Task prompt
Check each line of the records for "Bass"; collect those that have it.

Data provided
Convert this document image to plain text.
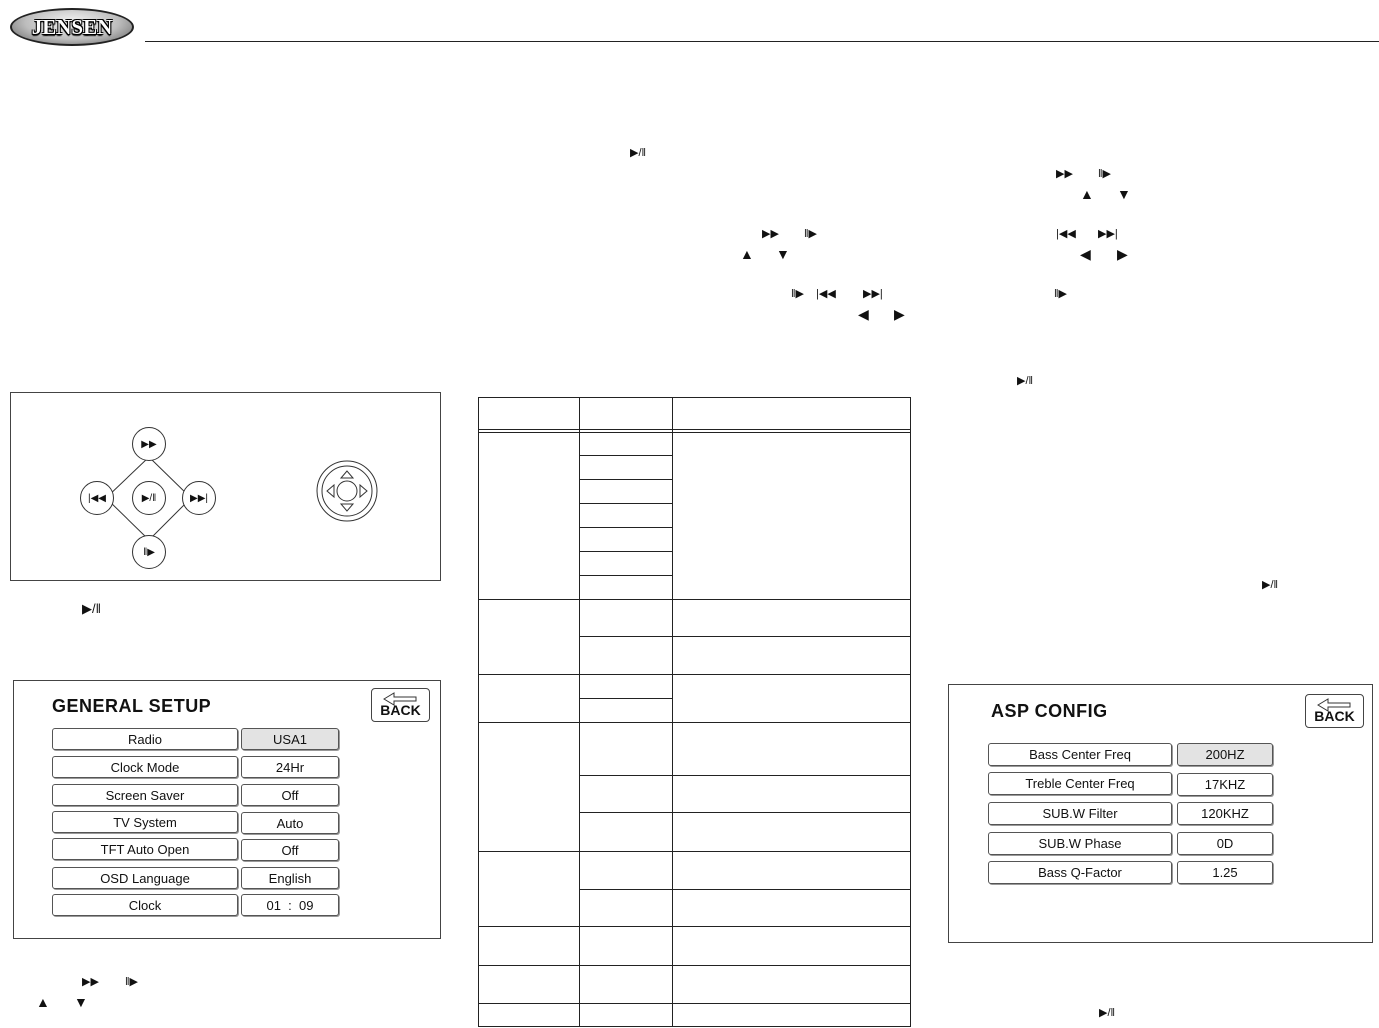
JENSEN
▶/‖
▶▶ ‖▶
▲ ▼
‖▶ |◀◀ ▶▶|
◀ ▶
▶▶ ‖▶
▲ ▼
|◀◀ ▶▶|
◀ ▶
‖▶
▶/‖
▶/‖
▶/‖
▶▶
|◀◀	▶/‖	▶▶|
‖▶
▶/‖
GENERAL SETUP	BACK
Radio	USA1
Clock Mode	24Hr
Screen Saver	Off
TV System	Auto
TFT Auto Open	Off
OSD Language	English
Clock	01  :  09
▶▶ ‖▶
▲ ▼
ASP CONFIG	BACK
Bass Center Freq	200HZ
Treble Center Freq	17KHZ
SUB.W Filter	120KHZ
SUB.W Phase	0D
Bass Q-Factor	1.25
--
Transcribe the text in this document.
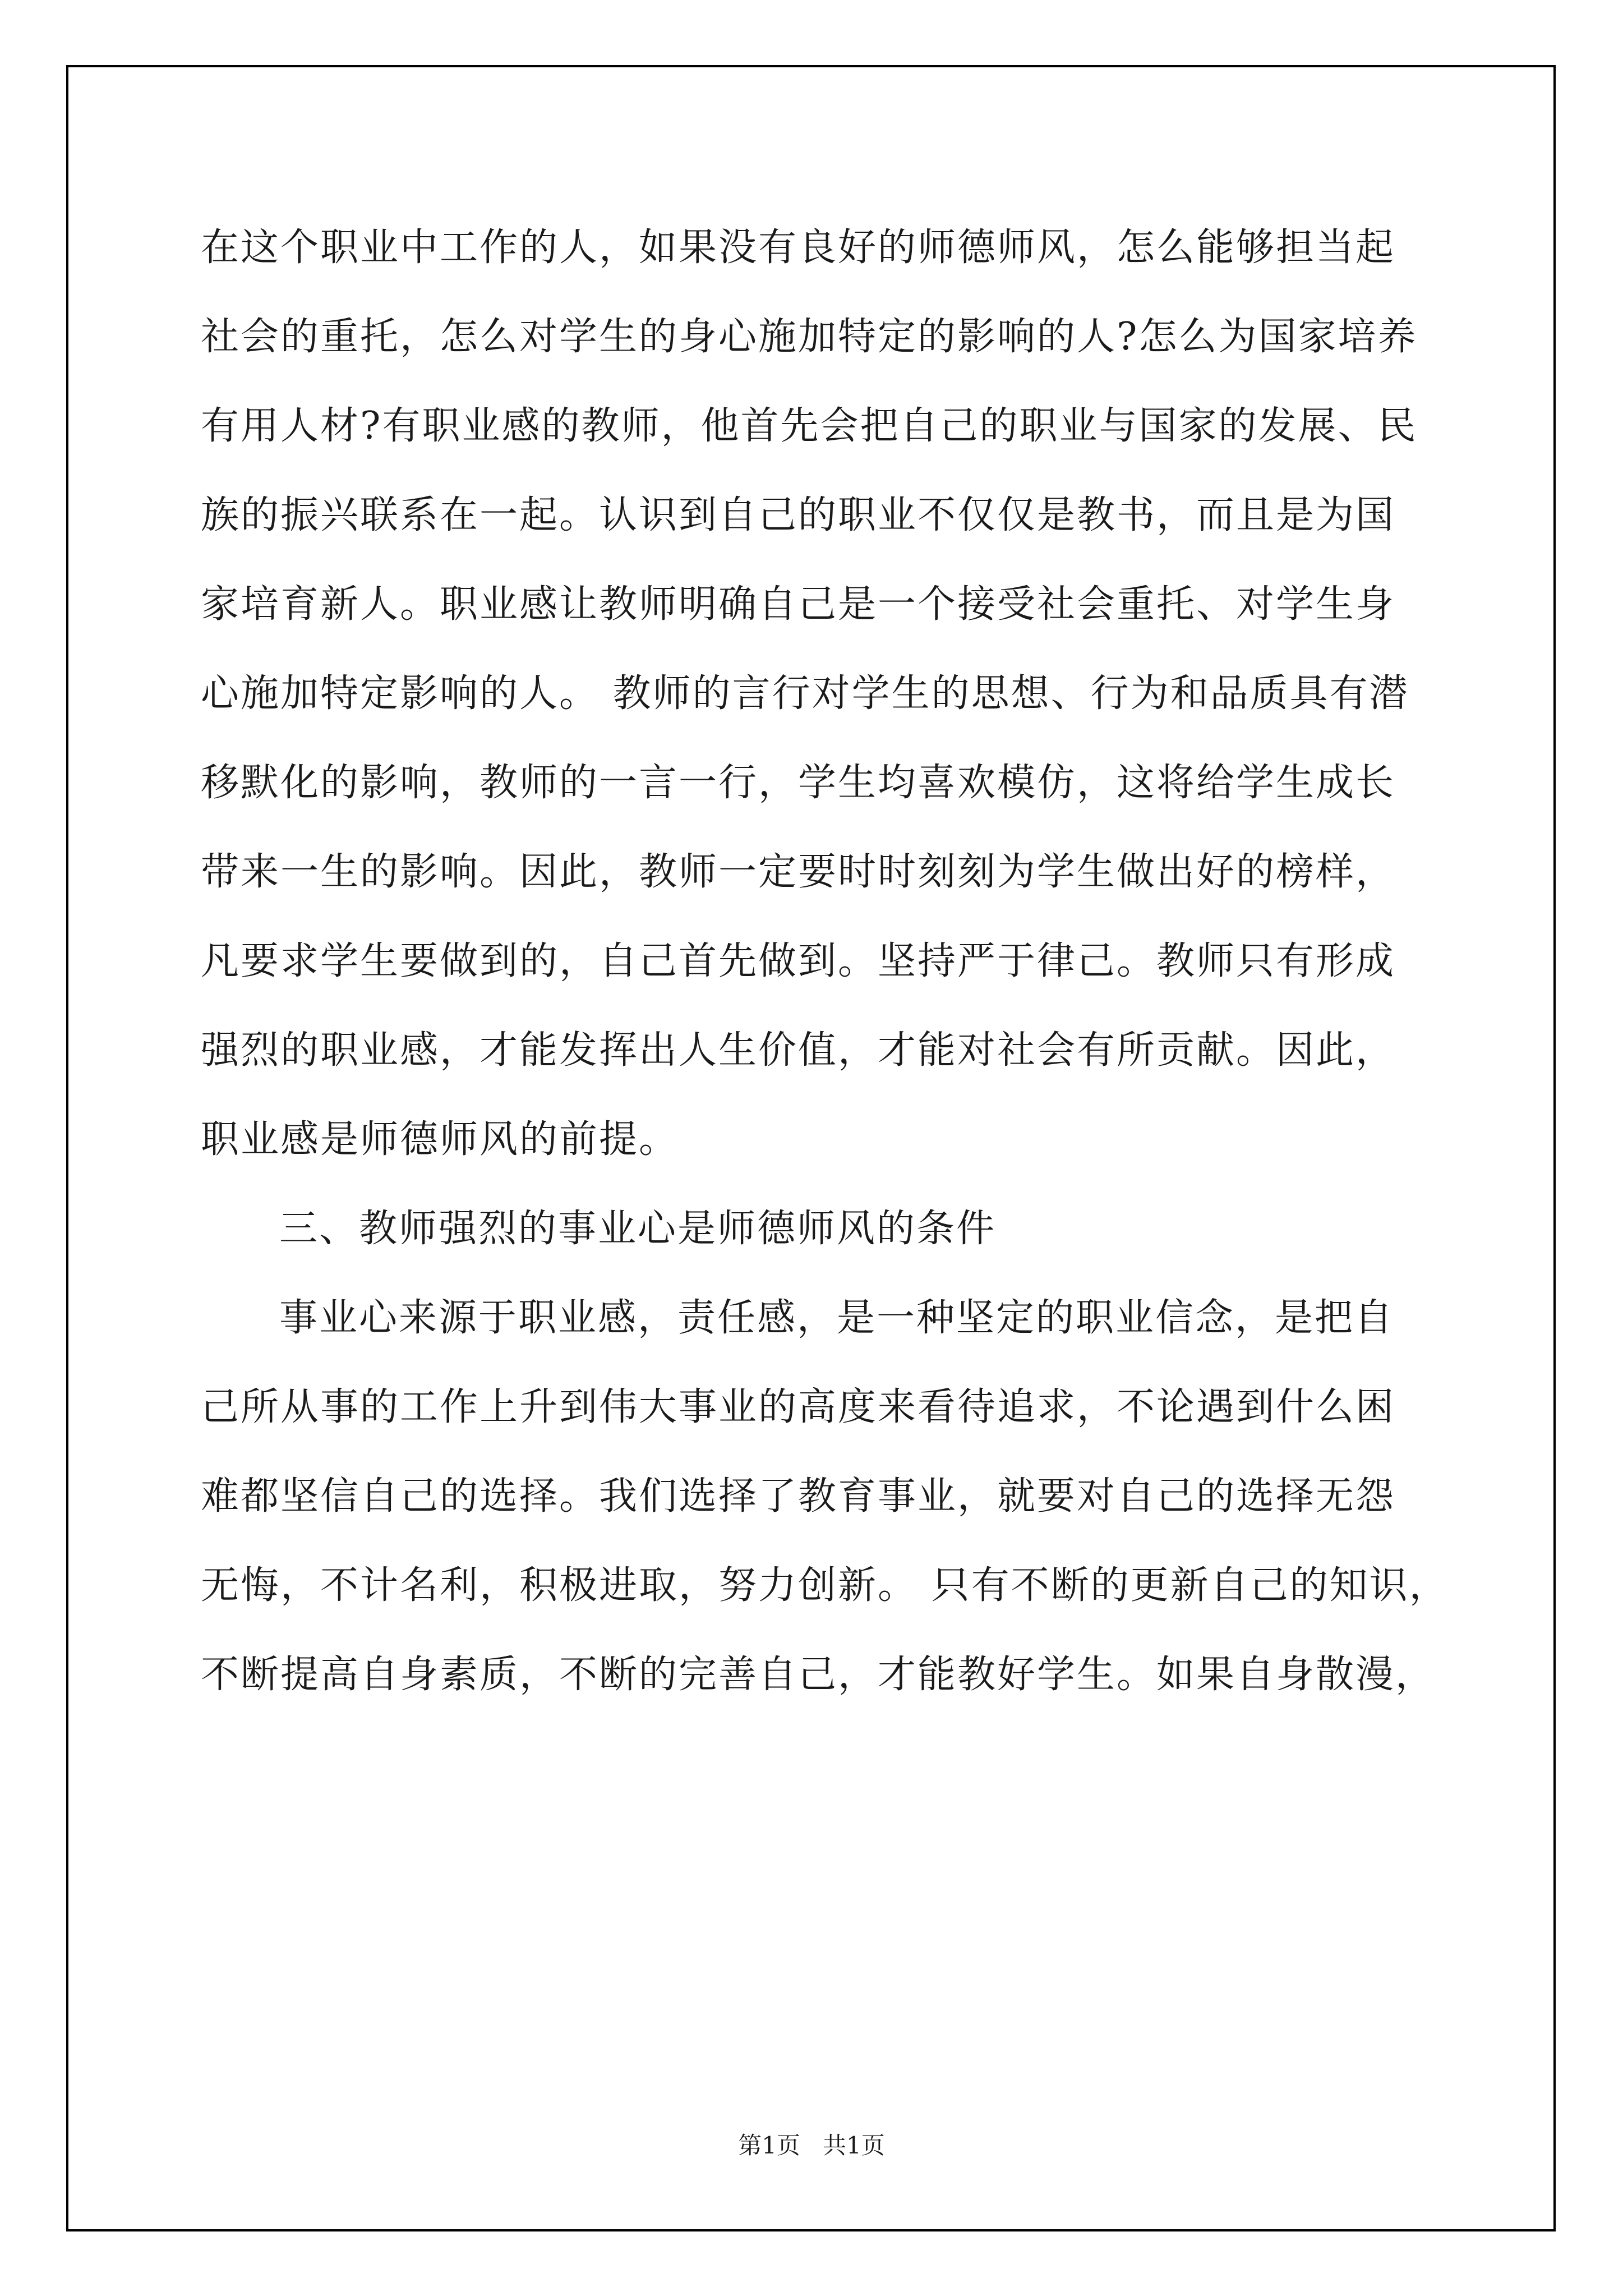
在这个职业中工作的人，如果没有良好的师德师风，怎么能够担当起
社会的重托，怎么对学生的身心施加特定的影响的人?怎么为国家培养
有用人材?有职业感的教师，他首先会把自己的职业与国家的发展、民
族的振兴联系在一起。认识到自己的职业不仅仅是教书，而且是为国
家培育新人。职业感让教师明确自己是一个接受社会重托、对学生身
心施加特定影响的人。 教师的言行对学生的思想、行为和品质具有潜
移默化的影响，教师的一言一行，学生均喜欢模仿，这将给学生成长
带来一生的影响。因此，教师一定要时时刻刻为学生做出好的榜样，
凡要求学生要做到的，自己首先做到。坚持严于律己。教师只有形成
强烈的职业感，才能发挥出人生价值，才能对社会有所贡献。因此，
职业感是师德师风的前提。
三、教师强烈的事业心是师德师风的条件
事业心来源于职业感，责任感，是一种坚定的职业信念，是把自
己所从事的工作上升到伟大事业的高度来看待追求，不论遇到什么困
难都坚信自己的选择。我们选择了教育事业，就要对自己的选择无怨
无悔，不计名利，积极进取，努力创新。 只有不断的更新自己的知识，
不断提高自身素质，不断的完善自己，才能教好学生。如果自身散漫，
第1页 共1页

Exercise solution
Bass Center Freq	200HZ
Bass Q-Factor	1.25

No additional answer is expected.